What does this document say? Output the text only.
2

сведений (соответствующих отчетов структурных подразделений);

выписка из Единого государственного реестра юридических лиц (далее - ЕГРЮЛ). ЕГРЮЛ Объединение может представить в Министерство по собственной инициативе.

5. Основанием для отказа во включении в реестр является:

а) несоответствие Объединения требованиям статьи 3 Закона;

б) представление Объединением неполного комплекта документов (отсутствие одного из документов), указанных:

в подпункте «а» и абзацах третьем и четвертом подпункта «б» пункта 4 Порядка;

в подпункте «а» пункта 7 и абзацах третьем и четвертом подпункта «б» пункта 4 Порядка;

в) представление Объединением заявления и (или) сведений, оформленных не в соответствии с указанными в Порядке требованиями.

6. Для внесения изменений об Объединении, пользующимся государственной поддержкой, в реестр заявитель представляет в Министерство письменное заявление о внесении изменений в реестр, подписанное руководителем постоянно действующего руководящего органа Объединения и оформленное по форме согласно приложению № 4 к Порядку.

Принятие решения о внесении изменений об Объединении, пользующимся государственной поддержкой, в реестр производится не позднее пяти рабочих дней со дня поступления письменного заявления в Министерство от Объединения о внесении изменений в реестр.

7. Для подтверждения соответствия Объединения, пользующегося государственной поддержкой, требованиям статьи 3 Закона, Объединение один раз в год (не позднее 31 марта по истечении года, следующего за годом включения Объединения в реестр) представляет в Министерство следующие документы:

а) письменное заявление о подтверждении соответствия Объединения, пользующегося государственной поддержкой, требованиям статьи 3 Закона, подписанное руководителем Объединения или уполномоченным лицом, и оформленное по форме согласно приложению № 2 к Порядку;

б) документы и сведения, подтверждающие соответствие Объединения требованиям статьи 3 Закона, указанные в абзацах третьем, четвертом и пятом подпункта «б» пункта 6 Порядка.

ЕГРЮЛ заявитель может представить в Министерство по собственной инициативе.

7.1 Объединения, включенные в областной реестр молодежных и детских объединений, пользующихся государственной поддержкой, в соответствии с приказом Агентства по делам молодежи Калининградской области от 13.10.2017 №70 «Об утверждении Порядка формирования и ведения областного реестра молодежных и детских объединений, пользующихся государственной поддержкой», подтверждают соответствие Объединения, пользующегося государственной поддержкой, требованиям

▸ **What is needed**: Extract all of the data shown above and repeat it verbatim.

▸ **Exercise answer**:
What does this document say? Output the text only.
2

сведений (соответствующих отчетов структурных подразделений);

выписка из Единого государственного реестра юридических лиц (далее - ЕГРЮЛ). ЕГРЮЛ Объединение может представить в Министерство по собственной инициативе.

5. Основанием для отказа во включении в реестр является:

а) несоответствие Объединения требованиям статьи 3 Закона;

б) представление Объединением неполного комплекта документов (отсутствие одного из документов), указанных:

в подпункте «а» и абзацах третьем и четвертом подпункта «б» пункта 4 Порядка;

в подпункте «а» пункта 7 и абзацах третьем и четвертом подпункта «б» пункта 4 Порядка;

в) представление Объединением заявления и (или) сведений, оформленных не в соответствии с указанными в Порядке требованиями.

6. Для внесения изменений об Объединении, пользующимся государственной поддержкой, в реестр заявитель представляет в Министерство письменное заявление о внесении изменений в реестр, подписанное руководителем постоянно действующего руководящего органа Объединения и оформленное по форме согласно приложению № 4 к Порядку.

Принятие решения о внесении изменений об Объединении, пользующимся государственной поддержкой, в реестр производится не позднее пяти рабочих дней со дня поступления письменного заявления в Министерство от Объединения о внесении изменений в реестр.

7. Для подтверждения соответствия Объединения, пользующегося государственной поддержкой, требованиям статьи 3 Закона, Объединение один раз в год (не позднее 31 марта по истечении года, следующего за годом включения Объединения в реестр) представляет в Министерство следующие документы:

а) письменное заявление о подтверждении соответствия Объединения, пользующегося государственной поддержкой, требованиям статьи 3 Закона, подписанное руководителем Объединения или уполномоченным лицом, и оформленное по форме согласно приложению № 2 к Порядку;

б) документы и сведения, подтверждающие соответствие Объединения требованиям статьи 3 Закона, указанные в абзацах третьем, четвертом и пятом подпункта «б» пункта 6 Порядка.

ЕГРЮЛ заявитель может представить в Министерство по собственной инициативе.

7.1 Объединения, включенные в областной реестр молодежных и детских объединений, пользующихся государственной поддержкой, в соответствии с приказом Агентства по делам молодежи Калининградской области от 13.10.2017 №70 «Об утверждении Порядка формирования и ведения областного реестра молодежных и детских объединений, пользующихся государственной поддержкой», подтверждают соответствие Объединения, пользующегося государственной поддержкой, требованиям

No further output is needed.